-- START RECORDS PROVIDED --

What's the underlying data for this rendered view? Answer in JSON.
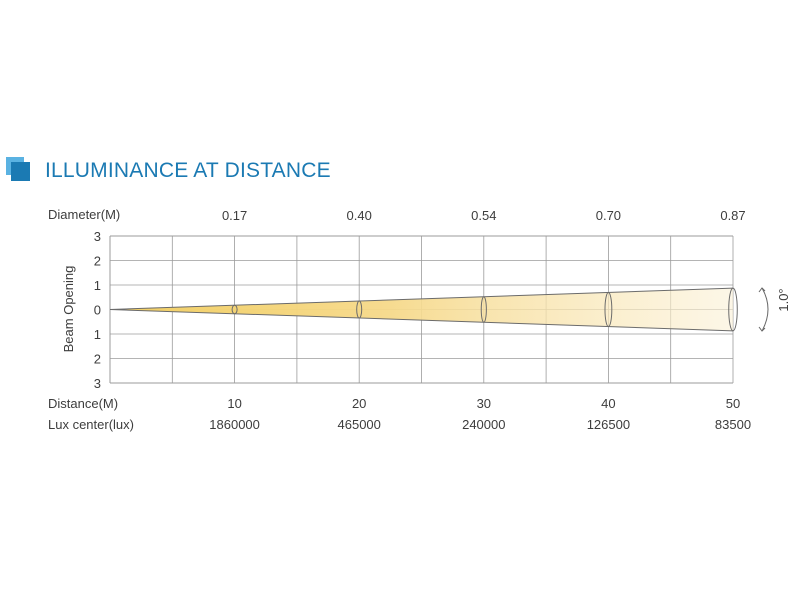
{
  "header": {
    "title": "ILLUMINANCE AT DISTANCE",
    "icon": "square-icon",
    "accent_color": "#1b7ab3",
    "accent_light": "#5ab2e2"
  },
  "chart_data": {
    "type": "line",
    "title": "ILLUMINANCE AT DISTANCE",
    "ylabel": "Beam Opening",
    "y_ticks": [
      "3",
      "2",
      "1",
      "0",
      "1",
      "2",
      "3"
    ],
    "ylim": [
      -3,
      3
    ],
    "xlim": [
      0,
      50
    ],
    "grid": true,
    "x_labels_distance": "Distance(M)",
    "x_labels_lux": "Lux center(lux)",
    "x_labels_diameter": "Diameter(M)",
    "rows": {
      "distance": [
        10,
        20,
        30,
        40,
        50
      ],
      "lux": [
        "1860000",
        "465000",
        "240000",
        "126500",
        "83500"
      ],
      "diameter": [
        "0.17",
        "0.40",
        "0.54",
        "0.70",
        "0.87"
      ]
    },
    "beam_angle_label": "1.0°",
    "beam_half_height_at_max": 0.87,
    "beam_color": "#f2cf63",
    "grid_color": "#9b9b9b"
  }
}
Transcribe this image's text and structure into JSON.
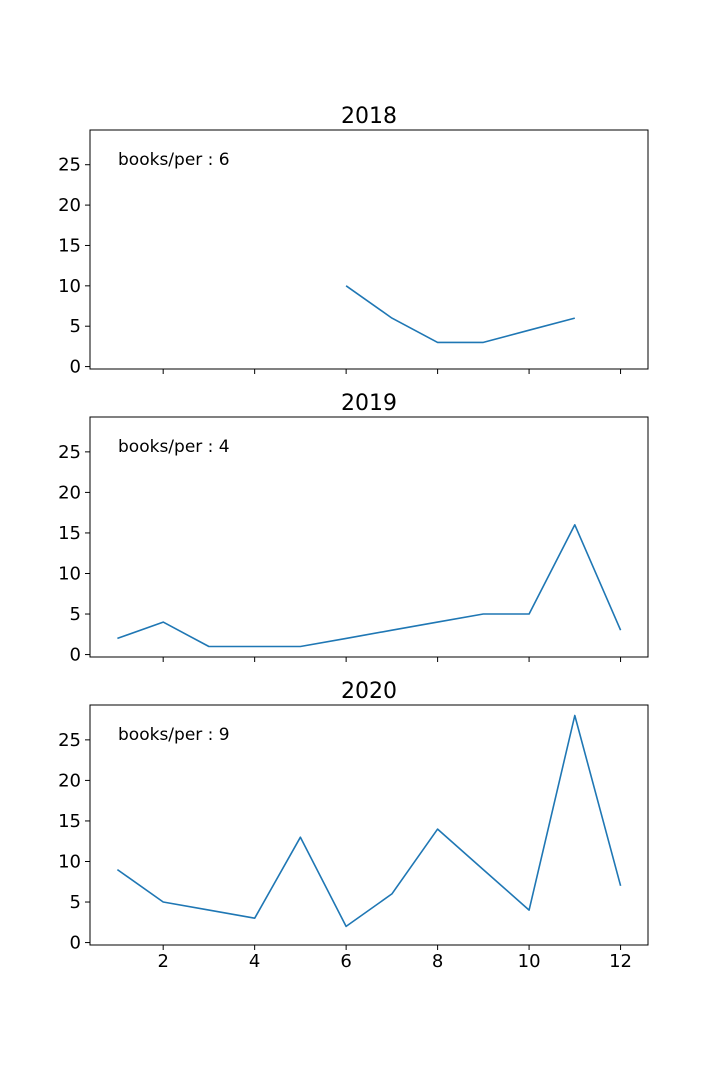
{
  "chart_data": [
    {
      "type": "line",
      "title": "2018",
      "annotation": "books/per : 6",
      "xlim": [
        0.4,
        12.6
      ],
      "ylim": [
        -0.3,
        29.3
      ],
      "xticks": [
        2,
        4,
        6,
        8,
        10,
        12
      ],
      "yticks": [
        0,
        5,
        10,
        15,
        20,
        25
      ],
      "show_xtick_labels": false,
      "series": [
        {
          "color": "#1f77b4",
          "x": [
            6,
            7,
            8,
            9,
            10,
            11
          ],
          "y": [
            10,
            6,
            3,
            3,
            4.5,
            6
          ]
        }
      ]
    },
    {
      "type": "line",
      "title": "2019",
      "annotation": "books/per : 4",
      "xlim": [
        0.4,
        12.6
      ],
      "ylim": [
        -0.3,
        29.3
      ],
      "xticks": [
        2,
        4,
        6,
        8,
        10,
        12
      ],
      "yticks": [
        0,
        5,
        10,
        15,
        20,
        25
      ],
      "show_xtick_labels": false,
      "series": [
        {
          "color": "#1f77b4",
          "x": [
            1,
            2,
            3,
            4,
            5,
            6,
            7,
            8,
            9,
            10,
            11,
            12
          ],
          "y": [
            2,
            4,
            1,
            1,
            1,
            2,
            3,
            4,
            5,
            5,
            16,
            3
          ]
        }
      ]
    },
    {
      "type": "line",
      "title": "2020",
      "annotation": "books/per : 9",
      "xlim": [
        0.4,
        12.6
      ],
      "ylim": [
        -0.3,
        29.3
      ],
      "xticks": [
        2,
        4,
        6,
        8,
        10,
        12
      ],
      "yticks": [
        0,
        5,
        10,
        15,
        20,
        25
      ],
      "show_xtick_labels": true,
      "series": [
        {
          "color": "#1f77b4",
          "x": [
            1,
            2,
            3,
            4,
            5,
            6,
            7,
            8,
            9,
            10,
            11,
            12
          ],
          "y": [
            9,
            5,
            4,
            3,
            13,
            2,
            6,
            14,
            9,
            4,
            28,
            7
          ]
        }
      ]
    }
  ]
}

-- END RECORDS PROVIDED --
-- START RECORDS PROVIDED --

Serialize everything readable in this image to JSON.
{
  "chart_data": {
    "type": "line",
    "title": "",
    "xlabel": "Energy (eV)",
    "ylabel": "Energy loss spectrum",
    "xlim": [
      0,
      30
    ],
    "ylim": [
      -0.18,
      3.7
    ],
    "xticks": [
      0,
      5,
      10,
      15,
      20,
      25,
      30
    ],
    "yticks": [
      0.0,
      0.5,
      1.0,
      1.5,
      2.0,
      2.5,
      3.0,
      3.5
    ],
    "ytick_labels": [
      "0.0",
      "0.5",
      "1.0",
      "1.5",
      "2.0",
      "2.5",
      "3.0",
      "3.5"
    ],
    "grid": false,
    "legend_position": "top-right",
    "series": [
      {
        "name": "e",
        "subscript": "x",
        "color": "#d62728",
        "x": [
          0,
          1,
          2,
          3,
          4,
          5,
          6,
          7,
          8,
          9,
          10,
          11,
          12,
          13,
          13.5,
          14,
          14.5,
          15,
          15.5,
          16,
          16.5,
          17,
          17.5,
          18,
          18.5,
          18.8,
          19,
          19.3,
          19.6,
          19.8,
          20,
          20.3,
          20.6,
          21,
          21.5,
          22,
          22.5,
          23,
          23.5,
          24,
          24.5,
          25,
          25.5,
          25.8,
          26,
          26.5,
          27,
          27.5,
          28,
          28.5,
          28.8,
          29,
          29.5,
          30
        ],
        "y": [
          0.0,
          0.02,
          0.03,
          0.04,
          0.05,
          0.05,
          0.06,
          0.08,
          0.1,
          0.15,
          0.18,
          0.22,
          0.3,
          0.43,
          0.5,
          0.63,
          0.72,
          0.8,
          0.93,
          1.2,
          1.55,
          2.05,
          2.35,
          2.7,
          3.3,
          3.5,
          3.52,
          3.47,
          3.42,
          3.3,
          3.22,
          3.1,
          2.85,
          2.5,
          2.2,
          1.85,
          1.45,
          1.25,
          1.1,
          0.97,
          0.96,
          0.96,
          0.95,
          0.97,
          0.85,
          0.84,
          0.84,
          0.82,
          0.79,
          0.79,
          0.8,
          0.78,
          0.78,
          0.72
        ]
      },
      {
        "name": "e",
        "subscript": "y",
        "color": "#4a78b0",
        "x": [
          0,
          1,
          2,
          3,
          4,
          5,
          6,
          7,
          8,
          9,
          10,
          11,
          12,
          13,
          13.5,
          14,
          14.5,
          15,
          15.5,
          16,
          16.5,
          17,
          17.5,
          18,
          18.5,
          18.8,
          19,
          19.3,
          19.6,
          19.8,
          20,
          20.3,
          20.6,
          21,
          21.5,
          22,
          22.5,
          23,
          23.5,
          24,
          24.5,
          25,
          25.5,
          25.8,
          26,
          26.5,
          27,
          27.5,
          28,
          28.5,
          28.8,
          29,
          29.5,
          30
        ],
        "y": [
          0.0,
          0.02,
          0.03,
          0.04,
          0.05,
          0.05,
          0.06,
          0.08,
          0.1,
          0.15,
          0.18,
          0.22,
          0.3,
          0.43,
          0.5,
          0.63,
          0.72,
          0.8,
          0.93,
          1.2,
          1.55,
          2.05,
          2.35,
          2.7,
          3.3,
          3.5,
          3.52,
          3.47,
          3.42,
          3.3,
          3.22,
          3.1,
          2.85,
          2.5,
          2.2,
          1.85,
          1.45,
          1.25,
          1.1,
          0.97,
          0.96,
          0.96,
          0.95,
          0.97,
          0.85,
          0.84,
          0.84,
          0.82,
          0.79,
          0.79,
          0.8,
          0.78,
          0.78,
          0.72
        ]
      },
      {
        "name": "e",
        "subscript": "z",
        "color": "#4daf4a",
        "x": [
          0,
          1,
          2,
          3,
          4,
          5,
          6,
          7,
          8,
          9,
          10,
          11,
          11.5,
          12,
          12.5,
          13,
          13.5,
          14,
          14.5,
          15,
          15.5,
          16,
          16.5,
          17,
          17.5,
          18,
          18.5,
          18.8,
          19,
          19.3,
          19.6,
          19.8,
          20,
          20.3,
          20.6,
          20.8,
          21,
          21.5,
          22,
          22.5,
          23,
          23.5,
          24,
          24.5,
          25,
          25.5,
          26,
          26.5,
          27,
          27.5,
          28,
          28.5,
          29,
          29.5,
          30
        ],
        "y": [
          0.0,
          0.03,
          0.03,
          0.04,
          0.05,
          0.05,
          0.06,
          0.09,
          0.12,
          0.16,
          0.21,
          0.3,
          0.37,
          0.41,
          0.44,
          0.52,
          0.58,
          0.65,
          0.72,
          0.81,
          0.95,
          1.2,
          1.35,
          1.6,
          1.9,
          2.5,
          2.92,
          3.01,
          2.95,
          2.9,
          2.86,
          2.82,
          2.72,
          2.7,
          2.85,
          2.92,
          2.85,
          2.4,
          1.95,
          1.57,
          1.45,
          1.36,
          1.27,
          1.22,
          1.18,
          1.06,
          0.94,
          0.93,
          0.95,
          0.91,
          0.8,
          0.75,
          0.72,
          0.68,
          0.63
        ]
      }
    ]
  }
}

-- END RECORDS PROVIDED --

Search the lines above for the string "image" and copy each line that has it.

* **RESPONSE TO THIS EXERCISE**
Transcribe this image's text and structure into JSON.
Serialize everything readable in this image to JSON.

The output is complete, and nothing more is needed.